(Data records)
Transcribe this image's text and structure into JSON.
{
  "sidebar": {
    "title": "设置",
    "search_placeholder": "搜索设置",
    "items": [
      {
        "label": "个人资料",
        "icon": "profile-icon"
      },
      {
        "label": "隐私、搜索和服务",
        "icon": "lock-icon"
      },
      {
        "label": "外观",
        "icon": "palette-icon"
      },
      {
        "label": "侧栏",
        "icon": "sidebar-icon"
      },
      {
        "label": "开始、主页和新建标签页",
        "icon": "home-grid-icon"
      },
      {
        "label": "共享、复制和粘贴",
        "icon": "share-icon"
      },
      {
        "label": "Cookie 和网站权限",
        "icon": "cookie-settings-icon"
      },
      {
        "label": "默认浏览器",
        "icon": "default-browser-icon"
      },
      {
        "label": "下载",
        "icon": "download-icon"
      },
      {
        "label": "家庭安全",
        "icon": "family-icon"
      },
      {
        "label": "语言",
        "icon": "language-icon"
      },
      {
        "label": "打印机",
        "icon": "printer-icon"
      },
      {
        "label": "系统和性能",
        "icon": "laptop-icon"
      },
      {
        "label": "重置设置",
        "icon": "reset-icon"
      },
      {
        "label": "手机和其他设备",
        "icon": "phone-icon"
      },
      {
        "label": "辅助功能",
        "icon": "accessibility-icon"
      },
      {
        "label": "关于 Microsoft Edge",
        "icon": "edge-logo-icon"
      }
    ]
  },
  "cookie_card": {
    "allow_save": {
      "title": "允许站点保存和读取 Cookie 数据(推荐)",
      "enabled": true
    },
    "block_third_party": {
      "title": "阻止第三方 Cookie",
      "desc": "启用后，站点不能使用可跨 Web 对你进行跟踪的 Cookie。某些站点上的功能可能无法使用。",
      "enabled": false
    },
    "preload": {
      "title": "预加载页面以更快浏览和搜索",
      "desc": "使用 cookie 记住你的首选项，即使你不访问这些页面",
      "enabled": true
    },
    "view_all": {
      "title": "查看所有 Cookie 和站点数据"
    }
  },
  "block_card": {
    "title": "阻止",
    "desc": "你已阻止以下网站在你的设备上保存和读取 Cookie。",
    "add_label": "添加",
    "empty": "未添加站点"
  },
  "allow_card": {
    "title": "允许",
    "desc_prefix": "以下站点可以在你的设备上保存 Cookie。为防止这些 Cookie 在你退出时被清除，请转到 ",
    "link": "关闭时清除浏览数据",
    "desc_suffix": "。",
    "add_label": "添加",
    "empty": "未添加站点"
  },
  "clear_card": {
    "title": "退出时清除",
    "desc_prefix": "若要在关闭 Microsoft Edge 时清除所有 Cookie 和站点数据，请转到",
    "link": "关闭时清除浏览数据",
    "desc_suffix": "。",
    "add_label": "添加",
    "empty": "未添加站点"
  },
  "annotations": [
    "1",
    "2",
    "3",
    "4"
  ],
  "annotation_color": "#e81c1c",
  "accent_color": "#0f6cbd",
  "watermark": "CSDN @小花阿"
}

(TASK DESCRIPTION) Produce an exact copy of the whole listing.

(THE COMPLETED TASK)
Transcribe this image's text and structure into JSON.
{
  "sidebar": {
    "title": "设置",
    "search_placeholder": "搜索设置",
    "items": [
      {
        "label": "个人资料",
        "icon": "profile-icon"
      },
      {
        "label": "隐私、搜索和服务",
        "icon": "lock-icon"
      },
      {
        "label": "外观",
        "icon": "palette-icon"
      },
      {
        "label": "侧栏",
        "icon": "sidebar-icon"
      },
      {
        "label": "开始、主页和新建标签页",
        "icon": "home-grid-icon"
      },
      {
        "label": "共享、复制和粘贴",
        "icon": "share-icon"
      },
      {
        "label": "Cookie 和网站权限",
        "icon": "cookie-settings-icon"
      },
      {
        "label": "默认浏览器",
        "icon": "default-browser-icon"
      },
      {
        "label": "下载",
        "icon": "download-icon"
      },
      {
        "label": "家庭安全",
        "icon": "family-icon"
      },
      {
        "label": "语言",
        "icon": "language-icon"
      },
      {
        "label": "打印机",
        "icon": "printer-icon"
      },
      {
        "label": "系统和性能",
        "icon": "laptop-icon"
      },
      {
        "label": "重置设置",
        "icon": "reset-icon"
      },
      {
        "label": "手机和其他设备",
        "icon": "phone-icon"
      },
      {
        "label": "辅助功能",
        "icon": "accessibility-icon"
      },
      {
        "label": "关于 Microsoft Edge",
        "icon": "edge-logo-icon"
      }
    ]
  },
  "cookie_card": {
    "allow_save": {
      "title": "允许站点保存和读取 Cookie 数据(推荐)",
      "enabled": true
    },
    "block_third_party": {
      "title": "阻止第三方 Cookie",
      "desc": "启用后，站点不能使用可跨 Web 对你进行跟踪的 Cookie。某些站点上的功能可能无法使用。",
      "enabled": false
    },
    "preload": {
      "title": "预加载页面以更快浏览和搜索",
      "desc": "使用 cookie 记住你的首选项，即使你不访问这些页面",
      "enabled": true
    },
    "view_all": {
      "title": "查看所有 Cookie 和站点数据"
    }
  },
  "block_card": {
    "title": "阻止",
    "desc": "你已阻止以下网站在你的设备上保存和读取 Cookie。",
    "add_label": "添加",
    "empty": "未添加站点"
  },
  "allow_card": {
    "title": "允许",
    "desc_prefix": "以下站点可以在你的设备上保存 Cookie。为防止这些 Cookie 在你退出时被清除，请转到 ",
    "link": "关闭时清除浏览数据",
    "desc_suffix": "。",
    "add_label": "添加",
    "empty": "未添加站点"
  },
  "clear_card": {
    "title": "退出时清除",
    "desc_prefix": "若要在关闭 Microsoft Edge 时清除所有 Cookie 和站点数据，请转到",
    "link": "关闭时清除浏览数据",
    "desc_suffix": "。",
    "add_label": "添加",
    "empty": "未添加站点"
  },
  "annotations": [
    "1",
    "2",
    "3",
    "4"
  ],
  "annotation_color": "#e81c1c",
  "accent_color": "#0f6cbd",
  "watermark": "CSDN @小花阿"
}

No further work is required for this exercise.